Pictures do not belong in the copy; quote every entry below exactly.
────
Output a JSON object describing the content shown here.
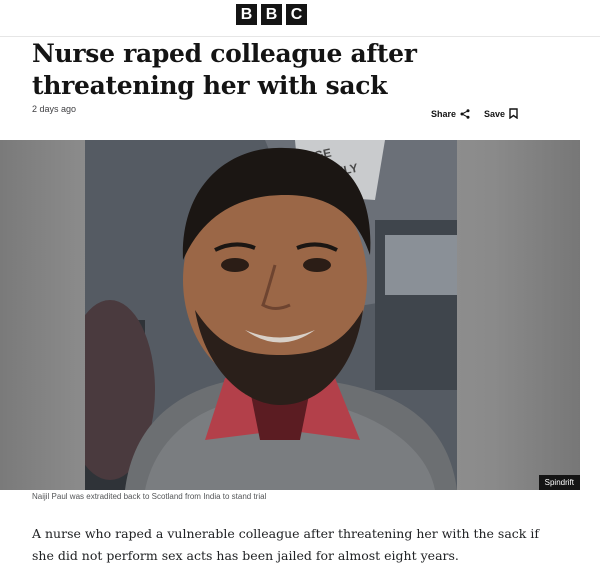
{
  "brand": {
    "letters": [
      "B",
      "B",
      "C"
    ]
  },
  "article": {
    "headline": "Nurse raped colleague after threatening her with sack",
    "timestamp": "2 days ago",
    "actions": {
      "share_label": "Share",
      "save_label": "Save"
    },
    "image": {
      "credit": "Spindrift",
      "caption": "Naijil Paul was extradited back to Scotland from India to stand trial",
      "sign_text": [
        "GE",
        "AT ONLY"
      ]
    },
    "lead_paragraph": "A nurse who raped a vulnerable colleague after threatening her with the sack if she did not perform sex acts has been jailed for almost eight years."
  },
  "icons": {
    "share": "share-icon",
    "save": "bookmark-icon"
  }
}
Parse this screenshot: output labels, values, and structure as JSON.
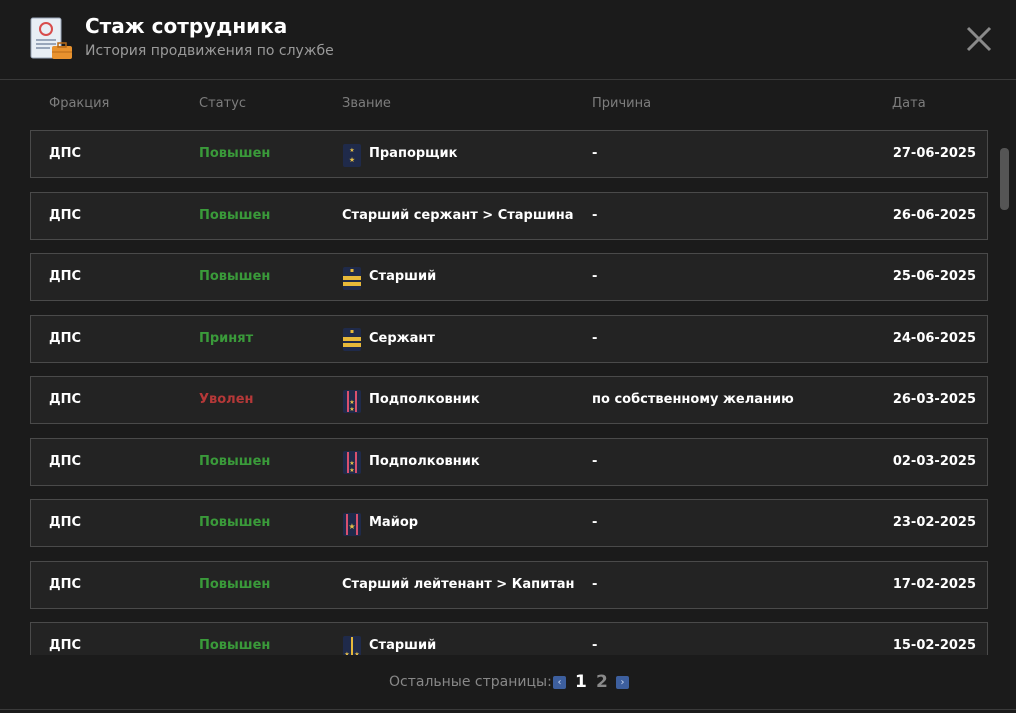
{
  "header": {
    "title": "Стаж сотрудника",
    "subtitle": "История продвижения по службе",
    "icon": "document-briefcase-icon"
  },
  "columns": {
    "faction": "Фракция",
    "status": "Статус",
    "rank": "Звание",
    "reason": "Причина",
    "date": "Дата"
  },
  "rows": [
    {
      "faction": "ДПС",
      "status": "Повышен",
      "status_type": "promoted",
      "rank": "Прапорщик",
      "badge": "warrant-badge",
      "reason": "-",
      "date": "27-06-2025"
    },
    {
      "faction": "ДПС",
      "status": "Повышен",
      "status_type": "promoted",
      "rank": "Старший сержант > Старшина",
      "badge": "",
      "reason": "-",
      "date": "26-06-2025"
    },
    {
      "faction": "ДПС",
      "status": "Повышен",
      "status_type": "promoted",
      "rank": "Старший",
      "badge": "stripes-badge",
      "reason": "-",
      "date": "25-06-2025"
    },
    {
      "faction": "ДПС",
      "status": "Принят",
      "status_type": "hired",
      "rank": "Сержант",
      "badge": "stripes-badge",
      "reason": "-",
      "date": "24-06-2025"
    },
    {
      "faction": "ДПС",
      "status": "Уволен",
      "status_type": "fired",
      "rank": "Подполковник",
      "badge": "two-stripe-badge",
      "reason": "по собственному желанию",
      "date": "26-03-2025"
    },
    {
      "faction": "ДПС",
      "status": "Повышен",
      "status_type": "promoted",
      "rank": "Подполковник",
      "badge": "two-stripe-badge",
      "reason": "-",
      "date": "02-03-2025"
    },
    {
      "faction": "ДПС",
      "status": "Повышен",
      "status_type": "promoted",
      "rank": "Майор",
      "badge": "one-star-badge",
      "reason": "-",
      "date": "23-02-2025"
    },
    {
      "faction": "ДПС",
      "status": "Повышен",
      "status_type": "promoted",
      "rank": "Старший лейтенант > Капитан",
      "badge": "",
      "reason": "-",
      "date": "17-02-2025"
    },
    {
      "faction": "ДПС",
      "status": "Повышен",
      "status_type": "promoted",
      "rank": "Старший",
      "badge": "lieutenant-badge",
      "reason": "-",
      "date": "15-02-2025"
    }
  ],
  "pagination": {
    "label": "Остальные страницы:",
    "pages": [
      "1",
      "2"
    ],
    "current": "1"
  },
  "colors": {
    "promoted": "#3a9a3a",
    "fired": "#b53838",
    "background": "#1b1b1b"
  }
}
────
— Response to this exercise —
Output a JSON object describing the content shown here.
{
  "brand": {
    "letters": [
      "B",
      "B",
      "C"
    ]
  },
  "article": {
    "headline": "Nurse raped colleague after threatening her with sack",
    "timestamp": "2 days ago",
    "actions": {
      "share_label": "Share",
      "save_label": "Save"
    },
    "image": {
      "credit": "Spindrift",
      "caption": "Naijil Paul was extradited back to Scotland from India to stand trial",
      "sign_text": [
        "GE",
        "AT ONLY"
      ]
    },
    "lead_paragraph": "A nurse who raped a vulnerable colleague after threatening her with the sack if she did not perform sex acts has been jailed for almost eight years."
  },
  "icons": {
    "share": "share-icon",
    "save": "bookmark-icon"
  }
}
Parse this screenshot: output labels, values, and structure as JSON.
{
  "header": {
    "title": "Стаж сотрудника",
    "subtitle": "История продвижения по службе",
    "icon": "document-briefcase-icon"
  },
  "columns": {
    "faction": "Фракция",
    "status": "Статус",
    "rank": "Звание",
    "reason": "Причина",
    "date": "Дата"
  },
  "rows": [
    {
      "faction": "ДПС",
      "status": "Повышен",
      "status_type": "promoted",
      "rank": "Прапорщик",
      "badge": "warrant-badge",
      "reason": "-",
      "date": "27-06-2025"
    },
    {
      "faction": "ДПС",
      "status": "Повышен",
      "status_type": "promoted",
      "rank": "Старший сержант > Старшина",
      "badge": "",
      "reason": "-",
      "date": "26-06-2025"
    },
    {
      "faction": "ДПС",
      "status": "Повышен",
      "status_type": "promoted",
      "rank": "Старший",
      "badge": "stripes-badge",
      "reason": "-",
      "date": "25-06-2025"
    },
    {
      "faction": "ДПС",
      "status": "Принят",
      "status_type": "hired",
      "rank": "Сержант",
      "badge": "stripes-badge",
      "reason": "-",
      "date": "24-06-2025"
    },
    {
      "faction": "ДПС",
      "status": "Уволен",
      "status_type": "fired",
      "rank": "Подполковник",
      "badge": "two-stripe-badge",
      "reason": "по собственному желанию",
      "date": "26-03-2025"
    },
    {
      "faction": "ДПС",
      "status": "Повышен",
      "status_type": "promoted",
      "rank": "Подполковник",
      "badge": "two-stripe-badge",
      "reason": "-",
      "date": "02-03-2025"
    },
    {
      "faction": "ДПС",
      "status": "Повышен",
      "status_type": "promoted",
      "rank": "Майор",
      "badge": "one-star-badge",
      "reason": "-",
      "date": "23-02-2025"
    },
    {
      "faction": "ДПС",
      "status": "Повышен",
      "status_type": "promoted",
      "rank": "Старший лейтенант > Капитан",
      "badge": "",
      "reason": "-",
      "date": "17-02-2025"
    },
    {
      "faction": "ДПС",
      "status": "Повышен",
      "status_type": "promoted",
      "rank": "Старший",
      "badge": "lieutenant-badge",
      "reason": "-",
      "date": "15-02-2025"
    }
  ],
  "pagination": {
    "label": "Остальные страницы:",
    "pages": [
      "1",
      "2"
    ],
    "current": "1"
  },
  "colors": {
    "promoted": "#3a9a3a",
    "fired": "#b53838",
    "background": "#1b1b1b"
  }
}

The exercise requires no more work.